### Actions to take
[1] In the low-light lens discussion, what aperture range does the Nikon 18-140mm lens have?
[2] Summarize the low-light lens discussion in two sentences.

### Given text
:::::

I have a Nikon d3200 and after working with them for a while to get the feel of it and my shooting I got a Nikon 18-140mm lens and absolutely love it. I found it really covers what I need, mostly.

Here is the question I am posing.

In and about the house/low light situations, not in the dark, but low light. Pets, family get together, kids, candid moments, ect.

I would like to get the Nikon 35mm lens which on the D3200 would make it a 50&change mm which is where I would like it to be. An actual 35mm range would make me have to get too close for what I am wanting. I'm not a in-ya-face kinda person. I was talking with someone about the crop factor, and it progressed to suggesting to get a nice flash and learn to bounce the light using what I have. I'm trying to take a picture without using flash if I could. They also suggested if I did get the 35mm to only crank it down(or up) to f/2.2 to avoid getting someones face half in focus and half out because of it's tight focus field when cranked to it's limit. The 18-140 has f/3.5-5.6.

35mm. Would it help? Do no better that what I have? Learn to take better pictures in low light? Get the flash and light up the world saying HEY, I took a picture@! ?

Thoughts? Suggestions? Discussion?

thank you.

K.
 
Using a fast prime as a low light tool essentially boils down to opening as far as it can go, and dealing with the resulting shallow depth. That said, it is less an issue with wider lenses. I.e. a 35mm on APS-C camera at f/1.8, from 10ft away gives you about 1.5 feet of depth, which means the whole face will be sharp. One option you might explore is Sigma 18-35 f/1.8

Shoot RAW, get LightRoom, learn to use it.

And don't be so quick to discount the flash. While not the best option for candids, it can be an incredible tool for posed shots.
 
Take a look some of your indoor shots with the 18-140, especially shot wide open around f/3.5 (I don't know what focal range that covers, but probably not far past 18mm). Realize that with an f/1.8 lens, you gain 2 stops. Would 2 stops be sufficient ? You could have faster shutter speed and/or higher ISO. OTOH, you lose image stabilization, so it wouldn't be better for, say, night time handheld scenics or anything like that. But for people, where you're looking to get 1/60s or faster, you do gain something.

:::::

### Dataset content
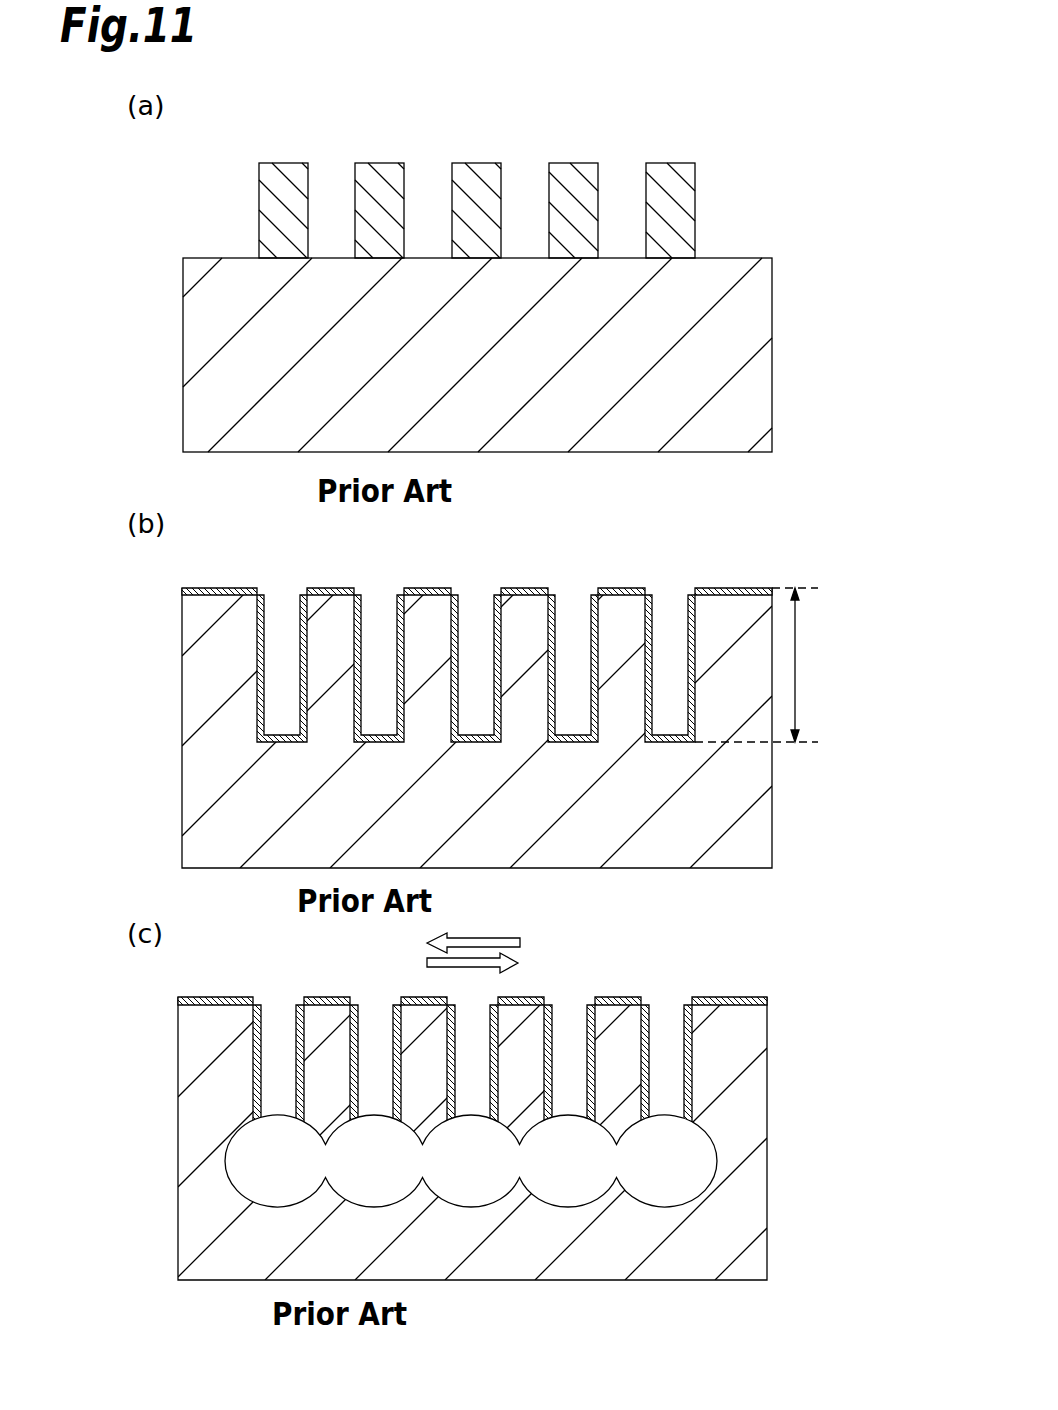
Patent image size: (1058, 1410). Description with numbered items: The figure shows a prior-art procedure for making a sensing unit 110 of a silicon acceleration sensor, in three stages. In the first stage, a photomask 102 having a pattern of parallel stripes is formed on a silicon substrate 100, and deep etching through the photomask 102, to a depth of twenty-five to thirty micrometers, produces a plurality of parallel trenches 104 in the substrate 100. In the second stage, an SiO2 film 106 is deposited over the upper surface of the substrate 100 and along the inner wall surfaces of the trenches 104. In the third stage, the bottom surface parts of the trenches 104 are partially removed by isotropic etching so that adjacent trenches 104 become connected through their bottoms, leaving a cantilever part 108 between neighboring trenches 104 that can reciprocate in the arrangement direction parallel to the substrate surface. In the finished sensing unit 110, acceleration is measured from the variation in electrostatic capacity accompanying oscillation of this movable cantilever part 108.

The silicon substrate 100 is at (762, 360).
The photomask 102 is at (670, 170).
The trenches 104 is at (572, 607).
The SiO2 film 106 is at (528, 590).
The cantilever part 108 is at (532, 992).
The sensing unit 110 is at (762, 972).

:::::

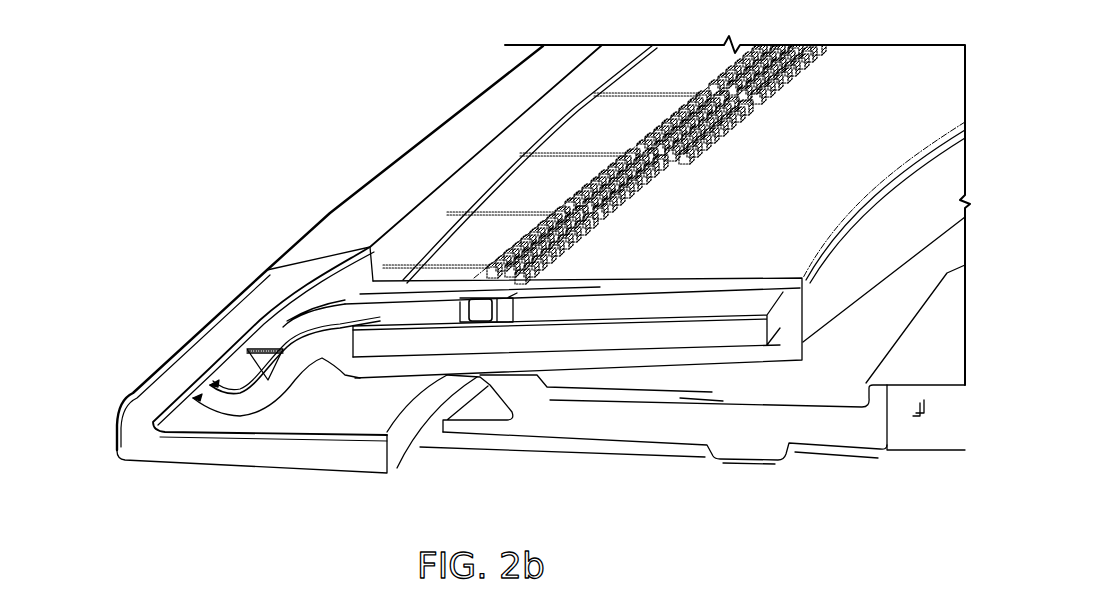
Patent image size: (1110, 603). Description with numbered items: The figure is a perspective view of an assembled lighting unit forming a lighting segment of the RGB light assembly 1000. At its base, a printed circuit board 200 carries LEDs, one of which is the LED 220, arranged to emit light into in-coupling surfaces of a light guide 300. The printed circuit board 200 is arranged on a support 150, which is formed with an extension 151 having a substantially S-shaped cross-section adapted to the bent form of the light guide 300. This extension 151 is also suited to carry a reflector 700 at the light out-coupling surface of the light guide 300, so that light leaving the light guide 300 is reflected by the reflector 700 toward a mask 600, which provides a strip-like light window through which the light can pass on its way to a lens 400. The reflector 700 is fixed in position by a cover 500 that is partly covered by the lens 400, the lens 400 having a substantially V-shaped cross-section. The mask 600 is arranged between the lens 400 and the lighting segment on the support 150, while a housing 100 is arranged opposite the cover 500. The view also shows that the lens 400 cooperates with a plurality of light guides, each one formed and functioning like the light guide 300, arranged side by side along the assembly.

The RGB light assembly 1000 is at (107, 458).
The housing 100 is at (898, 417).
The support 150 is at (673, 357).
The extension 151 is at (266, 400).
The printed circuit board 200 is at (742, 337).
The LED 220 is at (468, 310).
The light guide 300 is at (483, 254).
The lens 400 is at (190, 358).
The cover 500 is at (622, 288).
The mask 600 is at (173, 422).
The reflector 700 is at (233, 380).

:::::

### Expected responses
[1] f/3.5-5.6

[2] A Nikon D3200 owner who loves an 18-140mm lens asks whether a Nikon 35mm lens would help with low-light indoor shots of pets, family, and candid moments, and mentions advice to get a flash and bounce light instead. Replies explain that a fast prime means shooting wide open and dealing with shallow depth, recommend shooting RAW and learning LightRoom, and note that an f/1.8 lens gains two stops but loses image stabilization.